> [To do]: Nothing in the records may be left out or altered; reproduce them all exactly.

=======

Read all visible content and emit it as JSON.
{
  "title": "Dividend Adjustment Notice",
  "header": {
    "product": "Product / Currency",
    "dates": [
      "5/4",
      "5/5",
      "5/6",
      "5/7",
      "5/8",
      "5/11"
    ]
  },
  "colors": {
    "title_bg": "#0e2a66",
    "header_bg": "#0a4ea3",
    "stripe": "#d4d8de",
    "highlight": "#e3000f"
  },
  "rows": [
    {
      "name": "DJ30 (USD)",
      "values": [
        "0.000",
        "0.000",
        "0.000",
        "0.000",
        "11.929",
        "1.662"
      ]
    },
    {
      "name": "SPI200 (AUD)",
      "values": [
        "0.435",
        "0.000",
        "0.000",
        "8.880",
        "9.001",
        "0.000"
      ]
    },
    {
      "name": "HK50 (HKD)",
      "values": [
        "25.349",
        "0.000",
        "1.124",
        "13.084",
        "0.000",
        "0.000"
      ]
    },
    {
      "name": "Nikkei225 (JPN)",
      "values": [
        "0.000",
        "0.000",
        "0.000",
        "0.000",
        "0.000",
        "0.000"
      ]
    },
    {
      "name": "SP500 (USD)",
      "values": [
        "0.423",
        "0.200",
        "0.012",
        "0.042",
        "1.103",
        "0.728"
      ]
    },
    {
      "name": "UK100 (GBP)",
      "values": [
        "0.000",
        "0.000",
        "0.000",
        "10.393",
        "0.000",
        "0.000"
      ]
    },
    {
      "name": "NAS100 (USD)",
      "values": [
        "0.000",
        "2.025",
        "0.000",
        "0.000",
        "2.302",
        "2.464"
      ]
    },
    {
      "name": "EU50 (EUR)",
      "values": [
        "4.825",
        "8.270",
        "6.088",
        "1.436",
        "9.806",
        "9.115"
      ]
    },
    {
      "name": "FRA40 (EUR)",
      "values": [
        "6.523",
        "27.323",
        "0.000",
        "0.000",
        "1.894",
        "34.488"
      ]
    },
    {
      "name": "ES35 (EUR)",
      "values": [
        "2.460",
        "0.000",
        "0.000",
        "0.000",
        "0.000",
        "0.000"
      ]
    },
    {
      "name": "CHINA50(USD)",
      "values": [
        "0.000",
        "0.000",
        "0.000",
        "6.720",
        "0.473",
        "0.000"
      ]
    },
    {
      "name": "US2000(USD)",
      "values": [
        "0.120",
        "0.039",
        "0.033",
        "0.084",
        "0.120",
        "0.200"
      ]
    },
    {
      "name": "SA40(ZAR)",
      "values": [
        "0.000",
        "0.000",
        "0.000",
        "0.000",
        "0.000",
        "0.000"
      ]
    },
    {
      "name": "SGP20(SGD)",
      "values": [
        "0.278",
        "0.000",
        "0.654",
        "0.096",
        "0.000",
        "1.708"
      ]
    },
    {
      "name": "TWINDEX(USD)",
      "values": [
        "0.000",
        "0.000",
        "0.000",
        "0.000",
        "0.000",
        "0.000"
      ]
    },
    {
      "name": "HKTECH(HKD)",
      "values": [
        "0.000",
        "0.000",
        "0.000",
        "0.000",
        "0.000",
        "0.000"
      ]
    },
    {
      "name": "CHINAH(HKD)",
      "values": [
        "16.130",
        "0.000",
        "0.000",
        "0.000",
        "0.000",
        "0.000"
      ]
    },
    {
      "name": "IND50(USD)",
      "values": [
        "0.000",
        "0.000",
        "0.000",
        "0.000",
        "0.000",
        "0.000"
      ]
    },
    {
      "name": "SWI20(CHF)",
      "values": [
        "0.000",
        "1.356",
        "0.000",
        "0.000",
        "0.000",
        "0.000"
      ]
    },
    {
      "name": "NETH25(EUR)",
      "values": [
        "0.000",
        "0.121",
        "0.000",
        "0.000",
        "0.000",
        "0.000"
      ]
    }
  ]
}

=======

> [Answer for this exercise]:
Read all visible content and emit it as JSON.
{
  "title": "Dividend Adjustment Notice",
  "header": {
    "product": "Product / Currency",
    "dates": [
      "5/4",
      "5/5",
      "5/6",
      "5/7",
      "5/8",
      "5/11"
    ]
  },
  "colors": {
    "title_bg": "#0e2a66",
    "header_bg": "#0a4ea3",
    "stripe": "#d4d8de",
    "highlight": "#e3000f"
  },
  "rows": [
    {
      "name": "DJ30 (USD)",
      "values": [
        "0.000",
        "0.000",
        "0.000",
        "0.000",
        "11.929",
        "1.662"
      ]
    },
    {
      "name": "SPI200 (AUD)",
      "values": [
        "0.435",
        "0.000",
        "0.000",
        "8.880",
        "9.001",
        "0.000"
      ]
    },
    {
      "name": "HK50 (HKD)",
      "values": [
        "25.349",
        "0.000",
        "1.124",
        "13.084",
        "0.000",
        "0.000"
      ]
    },
    {
      "name": "Nikkei225 (JPN)",
      "values": [
        "0.000",
        "0.000",
        "0.000",
        "0.000",
        "0.000",
        "0.000"
      ]
    },
    {
      "name": "SP500 (USD)",
      "values": [
        "0.423",
        "0.200",
        "0.012",
        "0.042",
        "1.103",
        "0.728"
      ]
    },
    {
      "name": "UK100 (GBP)",
      "values": [
        "0.000",
        "0.000",
        "0.000",
        "10.393",
        "0.000",
        "0.000"
      ]
    },
    {
      "name": "NAS100 (USD)",
      "values": [
        "0.000",
        "2.025",
        "0.000",
        "0.000",
        "2.302",
        "2.464"
      ]
    },
    {
      "name": "EU50 (EUR)",
      "values": [
        "4.825",
        "8.270",
        "6.088",
        "1.436",
        "9.806",
        "9.115"
      ]
    },
    {
      "name": "FRA40 (EUR)",
      "values": [
        "6.523",
        "27.323",
        "0.000",
        "0.000",
        "1.894",
        "34.488"
      ]
    },
    {
      "name": "ES35 (EUR)",
      "values": [
        "2.460",
        "0.000",
        "0.000",
        "0.000",
        "0.000",
        "0.000"
      ]
    },
    {
      "name": "CHINA50(USD)",
      "values": [
        "0.000",
        "0.000",
        "0.000",
        "6.720",
        "0.473",
        "0.000"
      ]
    },
    {
      "name": "US2000(USD)",
      "values": [
        "0.120",
        "0.039",
        "0.033",
        "0.084",
        "0.120",
        "0.200"
      ]
    },
    {
      "name": "SA40(ZAR)",
      "values": [
        "0.000",
        "0.000",
        "0.000",
        "0.000",
        "0.000",
        "0.000"
      ]
    },
    {
      "name": "SGP20(SGD)",
      "values": [
        "0.278",
        "0.000",
        "0.654",
        "0.096",
        "0.000",
        "1.708"
      ]
    },
    {
      "name": "TWINDEX(USD)",
      "values": [
        "0.000",
        "0.000",
        "0.000",
        "0.000",
        "0.000",
        "0.000"
      ]
    },
    {
      "name": "HKTECH(HKD)",
      "values": [
        "0.000",
        "0.000",
        "0.000",
        "0.000",
        "0.000",
        "0.000"
      ]
    },
    {
      "name": "CHINAH(HKD)",
      "values": [
        "16.130",
        "0.000",
        "0.000",
        "0.000",
        "0.000",
        "0.000"
      ]
    },
    {
      "name": "IND50(USD)",
      "values": [
        "0.000",
        "0.000",
        "0.000",
        "0.000",
        "0.000",
        "0.000"
      ]
    },
    {
      "name": "SWI20(CHF)",
      "values": [
        "0.000",
        "1.356",
        "0.000",
        "0.000",
        "0.000",
        "0.000"
      ]
    },
    {
      "name": "NETH25(EUR)",
      "values": [
        "0.000",
        "0.121",
        "0.000",
        "0.000",
        "0.000",
        "0.000"
      ]
    }
  ]
}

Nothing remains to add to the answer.